Stored entries

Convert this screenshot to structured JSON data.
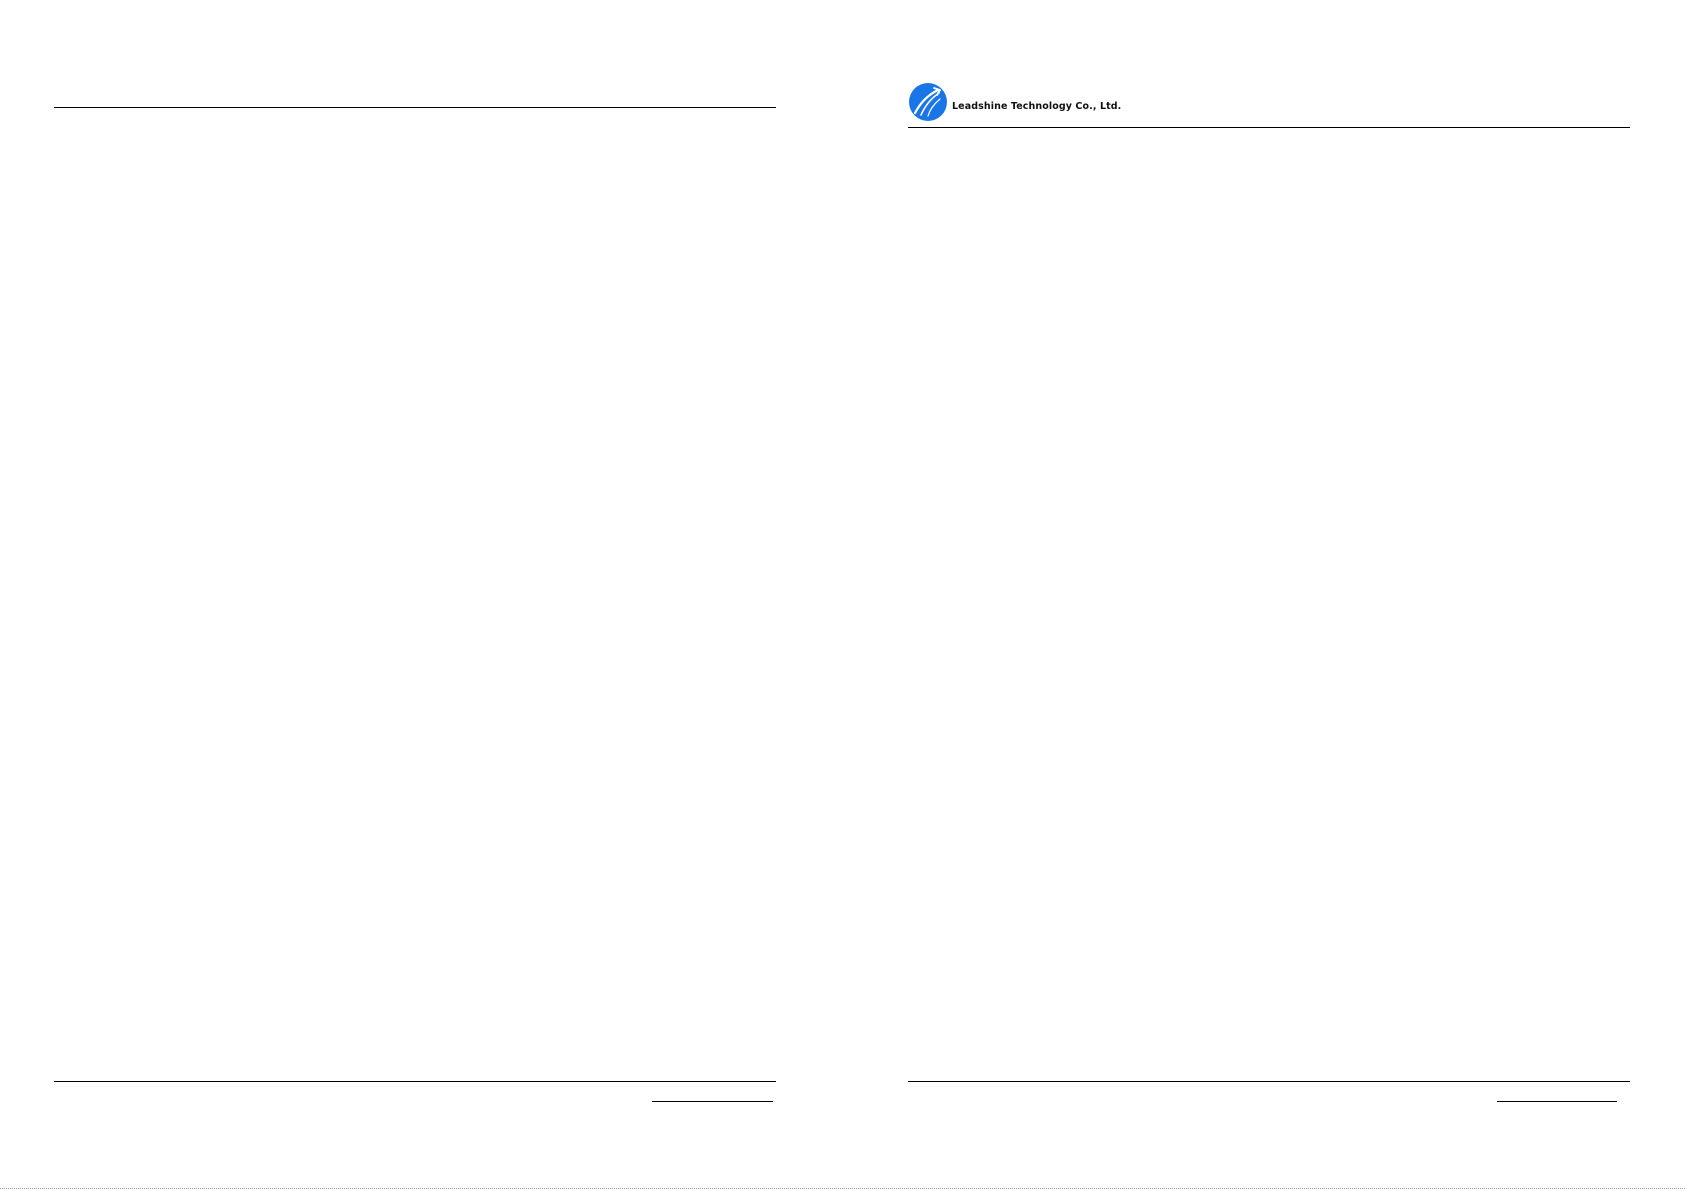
{
  "header": {
    "company_name": "Leadshine Technology Co., Ltd."
  },
  "colors": {
    "logo_blue": "#1a75e6",
    "rule": "#000000"
  },
  "icons": {
    "logo": "leadshine-logo-icon"
  }
}
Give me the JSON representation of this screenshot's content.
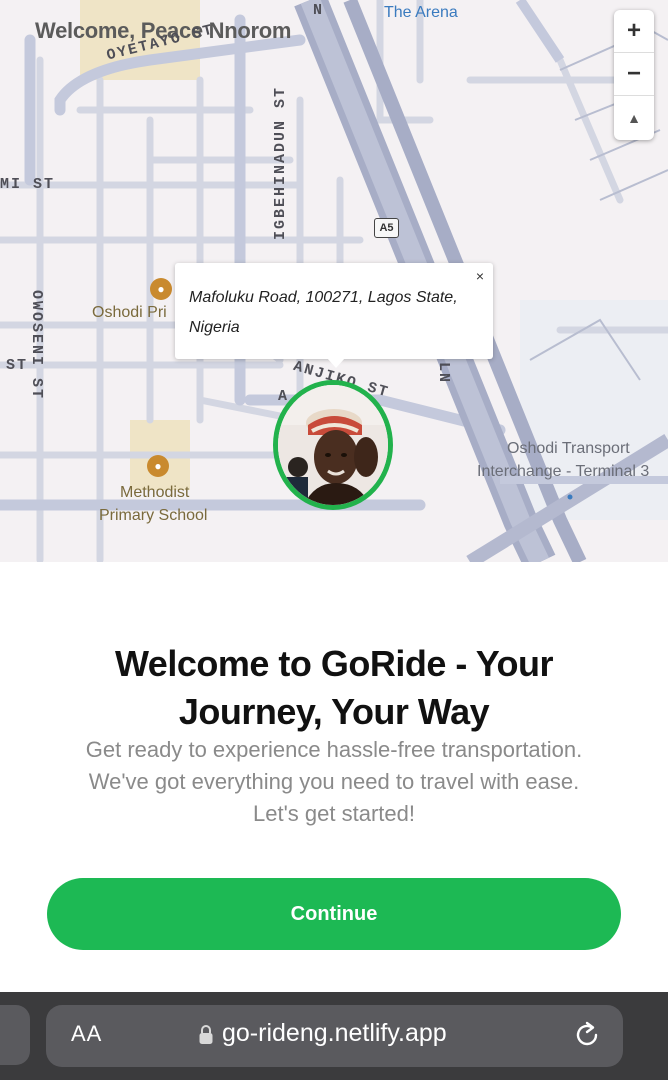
{
  "map": {
    "welcome_text": "Welcome, Peace Nnorom",
    "streets": {
      "oyetayo": "OYETAYO ST",
      "igbehinadun": "IGBEHINADUN ST",
      "owoseni": "OWOSENI ST",
      "mi_st": "MI ST",
      "st_left": "ST",
      "anjiko": "ANJIKO ST",
      "ln_top": "N",
      "ln_mid": "LN",
      "a_letter": "A"
    },
    "places": {
      "the_arena": "The Arena",
      "oshodi_pri": "Oshodi Pri",
      "methodist_line1": "Methodist",
      "methodist_line2": "Primary School",
      "transport_line1": "Oshodi Transport",
      "transport_line2": "Interchange - Terminal 3"
    },
    "route_shield": "A5",
    "zoom_in": "+",
    "zoom_out": "−",
    "compass": "▲",
    "popup": {
      "address": "Mafoluku Road, 100271, Lagos State, Nigeria",
      "close": "×"
    },
    "marker_color": "#22b24c"
  },
  "welcome": {
    "title": "Welcome to GoRide - Your Journey, Your Way",
    "subtitle": "Get ready to experience hassle-free transportation. We've got everything you need to travel with ease. Let's get started!",
    "continue_label": "Continue",
    "accent_color": "#1db954"
  },
  "browser": {
    "aa_label": "AA",
    "url": "go-rideng.netlify.app"
  }
}
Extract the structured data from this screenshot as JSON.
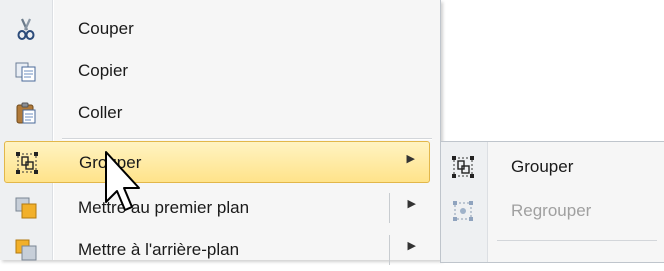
{
  "menu": {
    "items": [
      {
        "label": "Couper",
        "icon": "scissors-icon"
      },
      {
        "label": "Copier",
        "icon": "copy-icon"
      },
      {
        "label": "Coller",
        "icon": "paste-icon"
      },
      {
        "label": "Grouper",
        "icon": "group-icon",
        "has_submenu": true,
        "highlighted": true
      },
      {
        "label": "Mettre au premier plan",
        "icon": "bring-forward-icon",
        "has_submenu": true
      },
      {
        "label": "Mettre à l'arrière-plan",
        "icon": "send-backward-icon",
        "has_submenu": true
      }
    ],
    "submenu_arrow": "▶"
  },
  "submenu": {
    "items": [
      {
        "label": "Grouper",
        "icon": "group-icon",
        "enabled": true
      },
      {
        "label": "Regrouper",
        "icon": "regroup-icon",
        "enabled": false
      }
    ]
  },
  "colors": {
    "highlight_top": "#fff3c2",
    "highlight_bottom": "#ffe38a",
    "highlight_border": "#e2b74a",
    "disabled_text": "#a0a0a0"
  }
}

■ What you are asked to do: Exactly reproduce each record, leaving out any pictures.

■ Written reply:
Convert this screenshot to structured JSON data.
{
  "header": {
    "company_name": "Leadshine Technology Co., Ltd."
  },
  "colors": {
    "logo_blue": "#1a75e6",
    "rule": "#000000"
  },
  "icons": {
    "logo": "leadshine-logo-icon"
  }
}
Give me the JSON representation of this screenshot's content.
{
  "map": {
    "welcome_text": "Welcome, Peace Nnorom",
    "streets": {
      "oyetayo": "OYETAYO ST",
      "igbehinadun": "IGBEHINADUN ST",
      "owoseni": "OWOSENI ST",
      "mi_st": "MI ST",
      "st_left": "ST",
      "anjiko": "ANJIKO ST",
      "ln_top": "N",
      "ln_mid": "LN",
      "a_letter": "A"
    },
    "places": {
      "the_arena": "The Arena",
      "oshodi_pri": "Oshodi Pri",
      "methodist_line1": "Methodist",
      "methodist_line2": "Primary School",
      "transport_line1": "Oshodi Transport",
      "transport_line2": "Interchange - Terminal 3"
    },
    "route_shield": "A5",
    "zoom_in": "+",
    "zoom_out": "−",
    "compass": "▲",
    "popup": {
      "address": "Mafoluku Road, 100271, Lagos State, Nigeria",
      "close": "×"
    },
    "marker_color": "#22b24c"
  },
  "welcome": {
    "title": "Welcome to GoRide - Your Journey, Your Way",
    "subtitle": "Get ready to experience hassle-free transportation. We've got everything you need to travel with ease. Let's get started!",
    "continue_label": "Continue",
    "accent_color": "#1db954"
  },
  "browser": {
    "aa_label": "AA",
    "url": "go-rideng.netlify.app"
  }
}
Extract the structured data from this screenshot as JSON.
{
  "menu": {
    "items": [
      {
        "label": "Couper",
        "icon": "scissors-icon"
      },
      {
        "label": "Copier",
        "icon": "copy-icon"
      },
      {
        "label": "Coller",
        "icon": "paste-icon"
      },
      {
        "label": "Grouper",
        "icon": "group-icon",
        "has_submenu": true,
        "highlighted": true
      },
      {
        "label": "Mettre au premier plan",
        "icon": "bring-forward-icon",
        "has_submenu": true
      },
      {
        "label": "Mettre à l'arrière-plan",
        "icon": "send-backward-icon",
        "has_submenu": true
      }
    ],
    "submenu_arrow": "▶"
  },
  "submenu": {
    "items": [
      {
        "label": "Grouper",
        "icon": "group-icon",
        "enabled": true
      },
      {
        "label": "Regrouper",
        "icon": "regroup-icon",
        "enabled": false
      }
    ]
  },
  "colors": {
    "highlight_top": "#fff3c2",
    "highlight_bottom": "#ffe38a",
    "highlight_border": "#e2b74a",
    "disabled_text": "#a0a0a0"
  }
}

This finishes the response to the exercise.